(Instructions to follow):
Because only the text is wanted, repeat the records below exactly and omit the pictures.
_ _ _ _
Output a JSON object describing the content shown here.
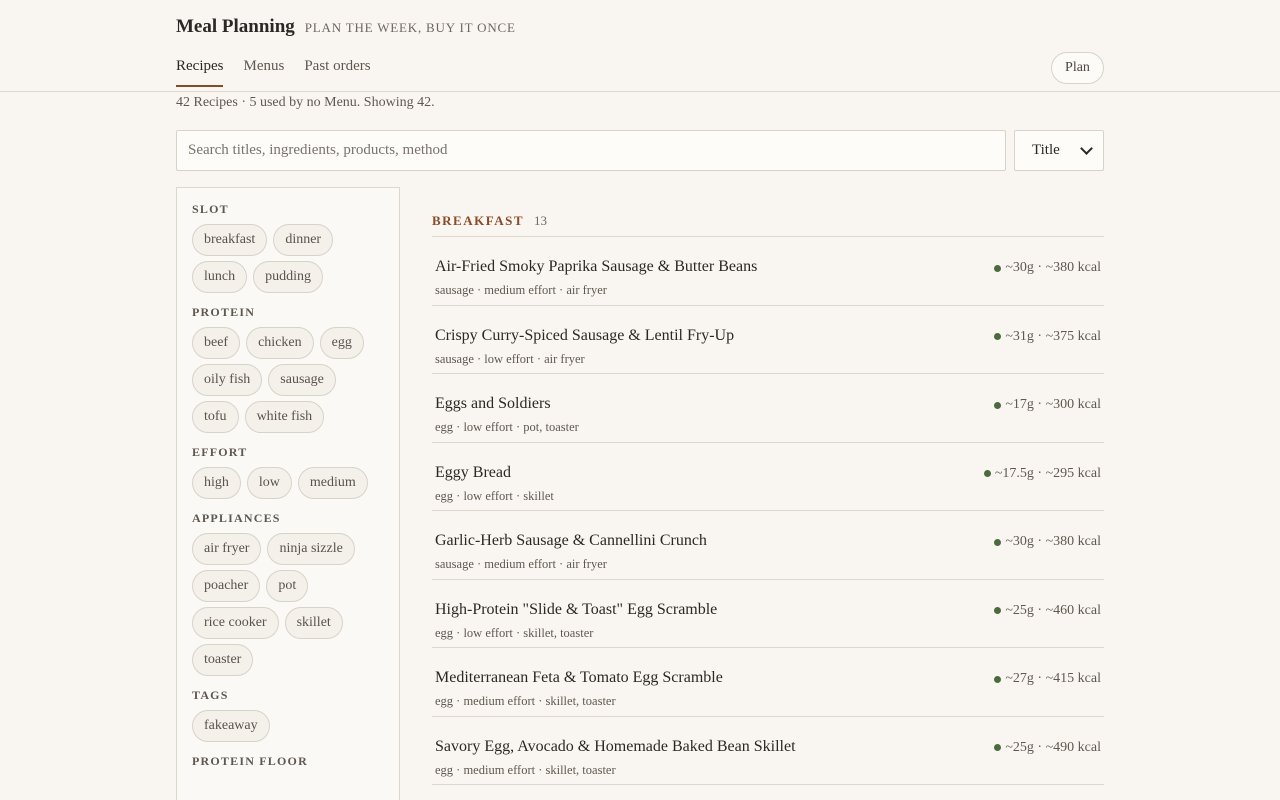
{
  "app": {
    "title": "Meal Planning",
    "tagline": "PLAN THE WEEK, BUY IT ONCE"
  },
  "nav": {
    "tabs": [
      {
        "label": "Recipes",
        "active": true
      },
      {
        "label": "Menus",
        "active": false
      },
      {
        "label": "Past orders",
        "active": false
      }
    ],
    "plan_label": "Plan"
  },
  "summary": "42 Recipes · 5 used by no Menu. Showing 42.",
  "search": {
    "placeholder": "Search titles, ingredients, products, method",
    "value": ""
  },
  "sort": {
    "selected": "Title"
  },
  "filters": [
    {
      "heading": "SLOT",
      "chips": [
        "breakfast",
        "dinner",
        "lunch",
        "pudding"
      ]
    },
    {
      "heading": "PROTEIN",
      "chips": [
        "beef",
        "chicken",
        "egg",
        "oily fish",
        "sausage",
        "tofu",
        "white fish"
      ]
    },
    {
      "heading": "EFFORT",
      "chips": [
        "high",
        "low",
        "medium"
      ]
    },
    {
      "heading": "APPLIANCES",
      "chips": [
        "air fryer",
        "ninja sizzle",
        "poacher",
        "pot",
        "rice cooker",
        "skillet",
        "toaster"
      ]
    },
    {
      "heading": "TAGS",
      "chips": [
        "fakeaway"
      ]
    },
    {
      "heading": "PROTEIN FLOOR",
      "chips": []
    }
  ],
  "section": {
    "title": "BREAKFAST",
    "count": "13"
  },
  "recipes": [
    {
      "title": "Air-Fried Smoky Paprika Sausage & Butter Beans",
      "meta": "sausage · medium effort · air fryer",
      "nutrition": "~30g · ~380 kcal"
    },
    {
      "title": "Crispy Curry-Spiced Sausage & Lentil Fry-Up",
      "meta": "sausage · low effort · air fryer",
      "nutrition": "~31g · ~375 kcal"
    },
    {
      "title": "Eggs and Soldiers",
      "meta": "egg · low effort · pot, toaster",
      "nutrition": "~17g · ~300 kcal"
    },
    {
      "title": "Eggy Bread",
      "meta": "egg · low effort · skillet",
      "nutrition": "~17.5g · ~295 kcal"
    },
    {
      "title": "Garlic-Herb Sausage & Cannellini Crunch",
      "meta": "sausage · medium effort · air fryer",
      "nutrition": "~30g · ~380 kcal"
    },
    {
      "title": "High-Protein \"Slide & Toast\" Egg Scramble",
      "meta": "egg · low effort · skillet, toaster",
      "nutrition": "~25g · ~460 kcal"
    },
    {
      "title": "Mediterranean Feta & Tomato Egg Scramble",
      "meta": "egg · medium effort · skillet, toaster",
      "nutrition": "~27g · ~415 kcal"
    },
    {
      "title": "Savory Egg, Avocado & Homemade Baked Bean Skillet",
      "meta": "egg · medium effort · skillet, toaster",
      "nutrition": "~25g · ~490 kcal"
    }
  ],
  "colors": {
    "accent": "#8a4a28",
    "protein_dot": "#4b6b3e",
    "background": "#f9f6f1"
  }
}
_ _ _ _
(Final answer):
Output a JSON object describing the content shown here.
{
  "app": {
    "title": "Meal Planning",
    "tagline": "PLAN THE WEEK, BUY IT ONCE"
  },
  "nav": {
    "tabs": [
      {
        "label": "Recipes",
        "active": true
      },
      {
        "label": "Menus",
        "active": false
      },
      {
        "label": "Past orders",
        "active": false
      }
    ],
    "plan_label": "Plan"
  },
  "summary": "42 Recipes · 5 used by no Menu. Showing 42.",
  "search": {
    "placeholder": "Search titles, ingredients, products, method",
    "value": ""
  },
  "sort": {
    "selected": "Title"
  },
  "filters": [
    {
      "heading": "SLOT",
      "chips": [
        "breakfast",
        "dinner",
        "lunch",
        "pudding"
      ]
    },
    {
      "heading": "PROTEIN",
      "chips": [
        "beef",
        "chicken",
        "egg",
        "oily fish",
        "sausage",
        "tofu",
        "white fish"
      ]
    },
    {
      "heading": "EFFORT",
      "chips": [
        "high",
        "low",
        "medium"
      ]
    },
    {
      "heading": "APPLIANCES",
      "chips": [
        "air fryer",
        "ninja sizzle",
        "poacher",
        "pot",
        "rice cooker",
        "skillet",
        "toaster"
      ]
    },
    {
      "heading": "TAGS",
      "chips": [
        "fakeaway"
      ]
    },
    {
      "heading": "PROTEIN FLOOR",
      "chips": []
    }
  ],
  "section": {
    "title": "BREAKFAST",
    "count": "13"
  },
  "recipes": [
    {
      "title": "Air-Fried Smoky Paprika Sausage & Butter Beans",
      "meta": "sausage · medium effort · air fryer",
      "nutrition": "~30g · ~380 kcal"
    },
    {
      "title": "Crispy Curry-Spiced Sausage & Lentil Fry-Up",
      "meta": "sausage · low effort · air fryer",
      "nutrition": "~31g · ~375 kcal"
    },
    {
      "title": "Eggs and Soldiers",
      "meta": "egg · low effort · pot, toaster",
      "nutrition": "~17g · ~300 kcal"
    },
    {
      "title": "Eggy Bread",
      "meta": "egg · low effort · skillet",
      "nutrition": "~17.5g · ~295 kcal"
    },
    {
      "title": "Garlic-Herb Sausage & Cannellini Crunch",
      "meta": "sausage · medium effort · air fryer",
      "nutrition": "~30g · ~380 kcal"
    },
    {
      "title": "High-Protein \"Slide & Toast\" Egg Scramble",
      "meta": "egg · low effort · skillet, toaster",
      "nutrition": "~25g · ~460 kcal"
    },
    {
      "title": "Mediterranean Feta & Tomato Egg Scramble",
      "meta": "egg · medium effort · skillet, toaster",
      "nutrition": "~27g · ~415 kcal"
    },
    {
      "title": "Savory Egg, Avocado & Homemade Baked Bean Skillet",
      "meta": "egg · medium effort · skillet, toaster",
      "nutrition": "~25g · ~490 kcal"
    }
  ],
  "colors": {
    "accent": "#8a4a28",
    "protein_dot": "#4b6b3e",
    "background": "#f9f6f1"
  }
}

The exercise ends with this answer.